(Dataset records)
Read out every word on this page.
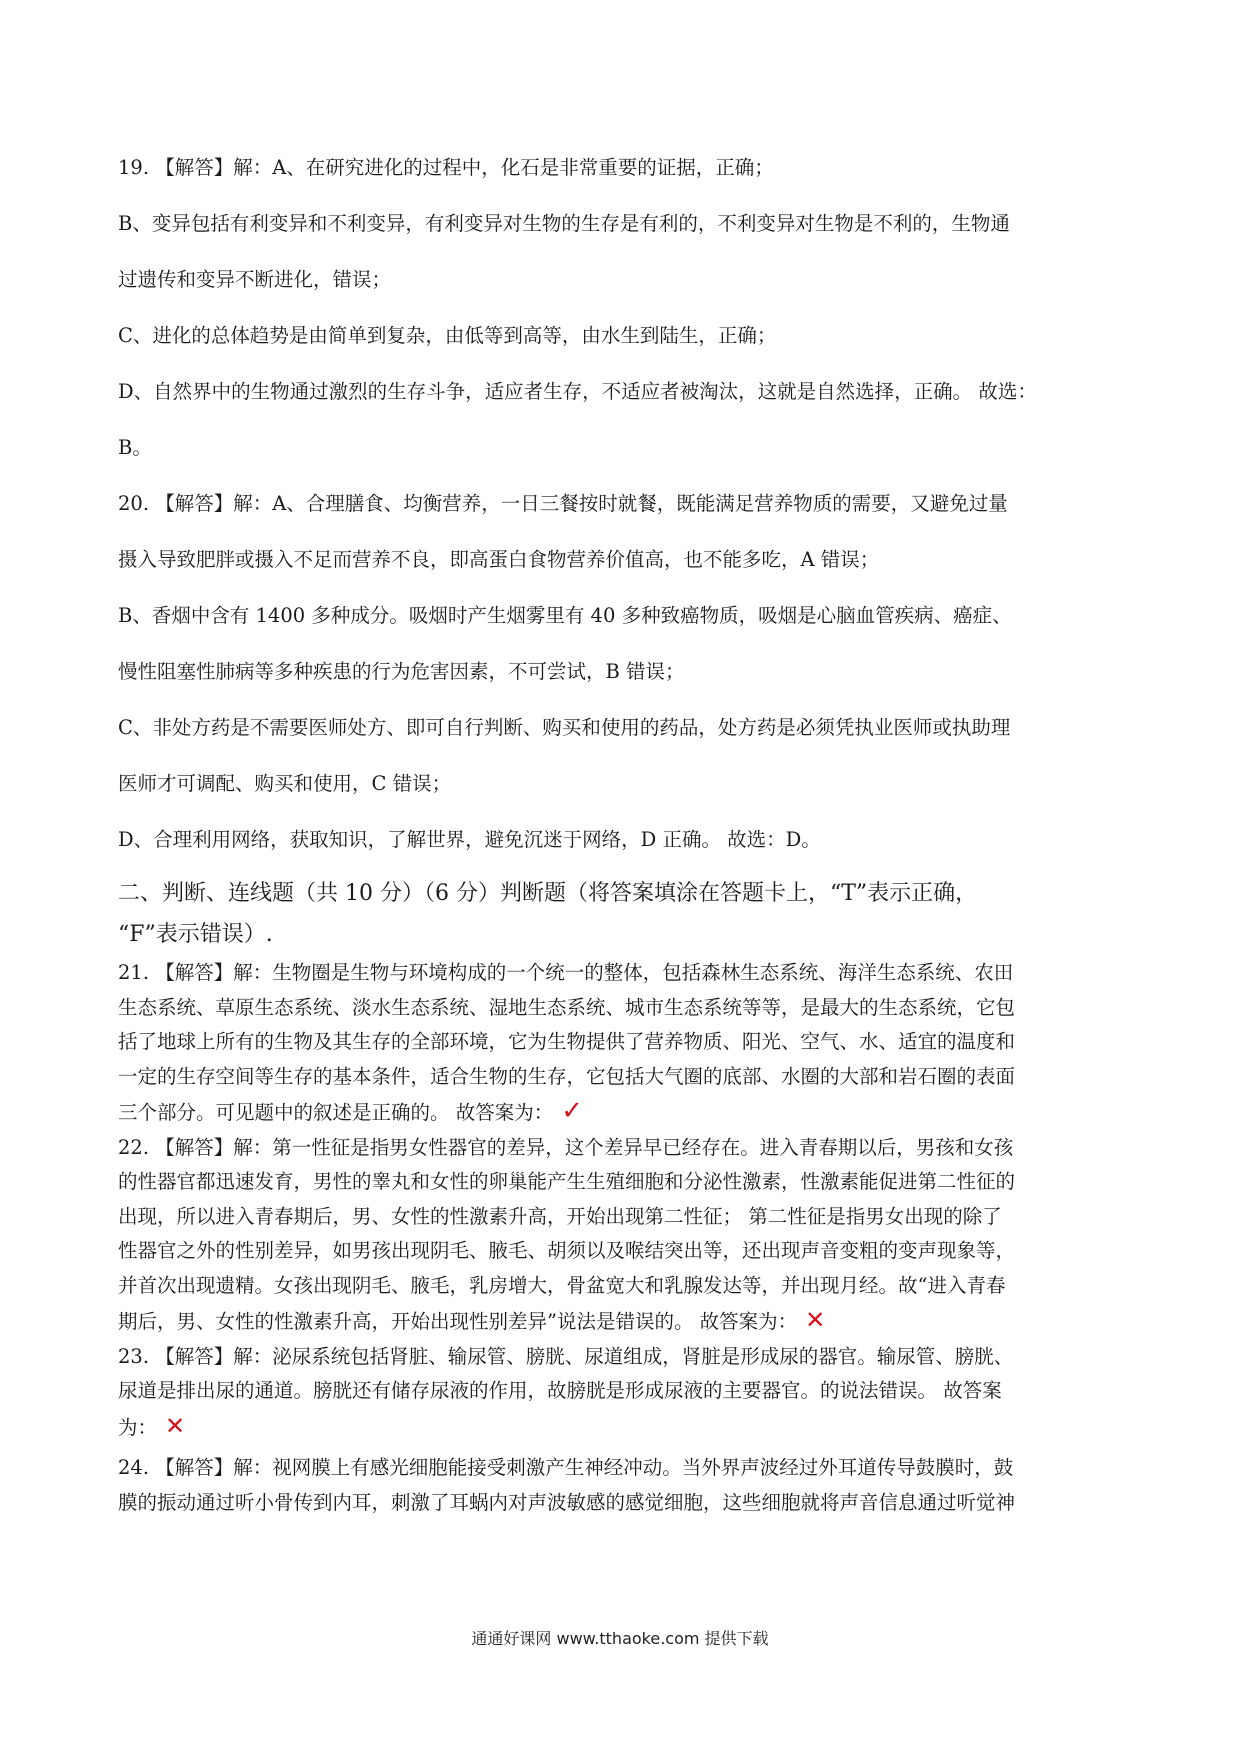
19. 【解答】解：A、在研究进化的过程中，化石是非常重要的证据，正确；

B、变异包括有利变异和不利变异，有利变异对生物的生存是有利的，不利变异对生物是不利的，生物通

过遗传和变异不断进化，错误；

C、进化的总体趋势是由简单到复杂，由低等到高等，由水生到陆生，正确；

D、自然界中的生物通过激烈的生存斗争，适应者生存，不适应者被淘汰，这就是自然选择，正确。 故选：

B。

20. 【解答】解：A、合理膳食、均衡营养，一日三餐按时就餐，既能满足营养物质的需要，又避免过量

摄入导致肥胖或摄入不足而营养不良，即高蛋白食物营养价值高，也不能多吃，A 错误；

B、香烟中含有 1400 多种成分。吸烟时产生烟雾里有 40 多种致癌物质，吸烟是心脑血管疾病、癌症、

慢性阻塞性肺病等多种疾患的行为危害因素，不可尝试，B 错误；

C、非处方药是不需要医师处方、即可自行判断、购买和使用的药品，处方药是必须凭执业医师或执助理

医师才可调配、购买和使用，C 错误；

D、合理利用网络，获取知识，了解世界，避免沉迷于网络，D 正确。 故选：D。

二、判断、连线题（共 10 分）（6 分）判断题（将答案填涂在答题卡上，“T”表示正确，

“F”表示错误）.

21. 【解答】解：生物圈是生物与环境构成的一个统一的整体，包括森林生态系统、海洋生态系统、农田

生态系统、草原生态系统、淡水生态系统、湿地生态系统、城市生态系统等等，是最大的生态系统，它包

括了地球上所有的生物及其生存的全部环境，它为生物提供了营养物质、阳光、空气、水、适宜的温度和

一定的生存空间等生存的基本条件，适合生物的生存，它包括大气圈的底部、水圈的大部和岩石圈的表面

三个部分。可见题中的叙述是正确的。 故答案为： ✓

22. 【解答】解：第一性征是指男女性器官的差异，这个差异早已经存在。进入青春期以后，男孩和女孩

的性器官都迅速发育，男性的睾丸和女性的卵巢能产生生殖细胞和分泌性激素，性激素能促进第二性征的

出现，所以进入青春期后，男、女性的性激素升高，开始出现第二性征； 第二性征是指男女出现的除了

性器官之外的性别差异，如男孩出现阴毛、腋毛、胡须以及喉结突出等，还出现声音变粗的变声现象等，

并首次出现遗精。女孩出现阴毛、腋毛，乳房增大，骨盆宽大和乳腺发达等，并出现月经。故“进入青春

期后，男、女性的性激素升高，开始出现性别差异”说法是错误的。 故答案为： ✕

23. 【解答】解：泌尿系统包括肾脏、输尿管、膀胱、尿道组成，肾脏是形成尿的器官。输尿管、膀胱、

尿道是排出尿的通道。膀胱还有储存尿液的作用，故膀胱是形成尿液的主要器官。的说法错误。 故答案

为： ✕

24. 【解答】解：视网膜上有感光细胞能接受刺激产生神经冲动。当外界声波经过外耳道传导鼓膜时，鼓

膜的振动通过听小骨传到内耳，刺激了耳蜗内对声波敏感的感觉细胞，这些细胞就将声音信息通过听觉神

通通好课网 www.tthaoke.com 提供下载
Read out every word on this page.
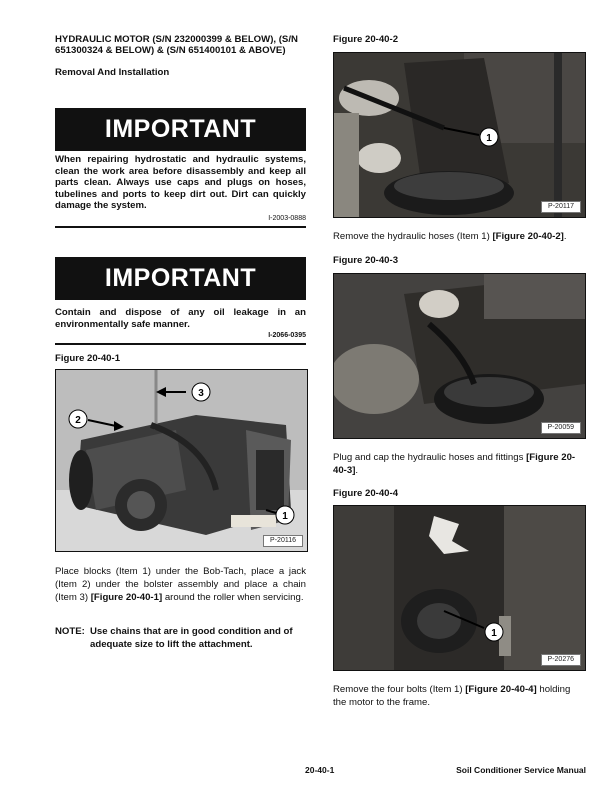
HYDRAULIC MOTOR (S/N 232000399 & BELOW), (S/N 651300324 & BELOW) & (S/N 651400101 & ABOVE)
Removal And Installation
IMPORTANT
When repairing hydrostatic and hydraulic systems, clean the work area before disassembly and keep all parts clean. Always use caps and plugs on hoses, tubelines and ports to keep dirt out. Dirt can quickly damage the system.
I-2003-0888
IMPORTANT
Contain and dispose of any oil leakage in an environmentally safe manner.
I-2066-0395
Figure 20-40-1
3
2
1
P-20116
Place blocks (Item 1) under the Bob-Tach, place a jack (Item 2) under the bolster assembly and place a chain (Item 3) [Figure 20-40-1] around the roller when servicing.
NOTE: Use chains that are in good condition and of adequate size to lift the attachment.
Figure 20-40-2
1
P-20117
Remove the hydraulic hoses (Item 1) [Figure 20-40-2].
Figure 20-40-3
P-20059
Plug and cap the hydraulic hoses and fittings [Figure 20-40-3].
Figure 20-40-4
1
P-20276
Remove the four bolts (Item 1) [Figure 20-40-4] holding the motor to the frame.
20-40-1	Soil Conditioner Service Manual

## Task to complete
Every line of text is to be repeated exactly; pictures are left out.

## Answer in full
Read out every word on this page.
19. 【解答】解：A、在研究进化的过程中，化石是非常重要的证据，正确；

B、变异包括有利变异和不利变异，有利变异对生物的生存是有利的，不利变异对生物是不利的，生物通

过遗传和变异不断进化，错误；

C、进化的总体趋势是由简单到复杂，由低等到高等，由水生到陆生，正确；

D、自然界中的生物通过激烈的生存斗争，适应者生存，不适应者被淘汰，这就是自然选择，正确。 故选：

B。

20. 【解答】解：A、合理膳食、均衡营养，一日三餐按时就餐，既能满足营养物质的需要，又避免过量

摄入导致肥胖或摄入不足而营养不良，即高蛋白食物营养价值高，也不能多吃，A 错误；

B、香烟中含有 1400 多种成分。吸烟时产生烟雾里有 40 多种致癌物质，吸烟是心脑血管疾病、癌症、

慢性阻塞性肺病等多种疾患的行为危害因素，不可尝试，B 错误；

C、非处方药是不需要医师处方、即可自行判断、购买和使用的药品，处方药是必须凭执业医师或执助理

医师才可调配、购买和使用，C 错误；

D、合理利用网络，获取知识，了解世界，避免沉迷于网络，D 正确。 故选：D。

二、判断、连线题（共 10 分）（6 分）判断题（将答案填涂在答题卡上，“T”表示正确，

“F”表示错误）.

21. 【解答】解：生物圈是生物与环境构成的一个统一的整体，包括森林生态系统、海洋生态系统、农田

生态系统、草原生态系统、淡水生态系统、湿地生态系统、城市生态系统等等，是最大的生态系统，它包

括了地球上所有的生物及其生存的全部环境，它为生物提供了营养物质、阳光、空气、水、适宜的温度和

一定的生存空间等生存的基本条件，适合生物的生存，它包括大气圈的底部、水圈的大部和岩石圈的表面

三个部分。可见题中的叙述是正确的。 故答案为： ✓

22. 【解答】解：第一性征是指男女性器官的差异，这个差异早已经存在。进入青春期以后，男孩和女孩

的性器官都迅速发育，男性的睾丸和女性的卵巢能产生生殖细胞和分泌性激素，性激素能促进第二性征的

出现，所以进入青春期后，男、女性的性激素升高，开始出现第二性征； 第二性征是指男女出现的除了

性器官之外的性别差异，如男孩出现阴毛、腋毛、胡须以及喉结突出等，还出现声音变粗的变声现象等，

并首次出现遗精。女孩出现阴毛、腋毛，乳房增大，骨盆宽大和乳腺发达等，并出现月经。故“进入青春

期后，男、女性的性激素升高，开始出现性别差异”说法是错误的。 故答案为： ✕

23. 【解答】解：泌尿系统包括肾脏、输尿管、膀胱、尿道组成，肾脏是形成尿的器官。输尿管、膀胱、

尿道是排出尿的通道。膀胱还有储存尿液的作用，故膀胱是形成尿液的主要器官。的说法错误。 故答案

为： ✕

24. 【解答】解：视网膜上有感光细胞能接受刺激产生神经冲动。当外界声波经过外耳道传导鼓膜时，鼓

膜的振动通过听小骨传到内耳，刺激了耳蜗内对声波敏感的感觉细胞，这些细胞就将声音信息通过听觉神

通通好课网 www.tthaoke.com 提供下载
Read out every word on this page.
HYDRAULIC MOTOR (S/N 232000399 & BELOW), (S/N 651300324 & BELOW) & (S/N 651400101 & ABOVE)
Removal And Installation
IMPORTANT
When repairing hydrostatic and hydraulic systems, clean the work area before disassembly and keep all parts clean. Always use caps and plugs on hoses, tubelines and ports to keep dirt out. Dirt can quickly damage the system.
I-2003-0888
IMPORTANT
Contain and dispose of any oil leakage in an environmentally safe manner.
I-2066-0395
Figure 20-40-1
3
2
1
P-20116
Place blocks (Item 1) under the Bob-Tach, place a jack (Item 2) under the bolster assembly and place a chain (Item 3) [Figure 20-40-1] around the roller when servicing.
NOTE: Use chains that are in good condition and of adequate size to lift the attachment.
Figure 20-40-2
1
P-20117
Remove the hydraulic hoses (Item 1) [Figure 20-40-2].
Figure 20-40-3
P-20059
Plug and cap the hydraulic hoses and fittings [Figure 20-40-3].
Figure 20-40-4
1
P-20276
Remove the four bolts (Item 1) [Figure 20-40-4] holding the motor to the frame.
20-40-1	Soil Conditioner Service Manual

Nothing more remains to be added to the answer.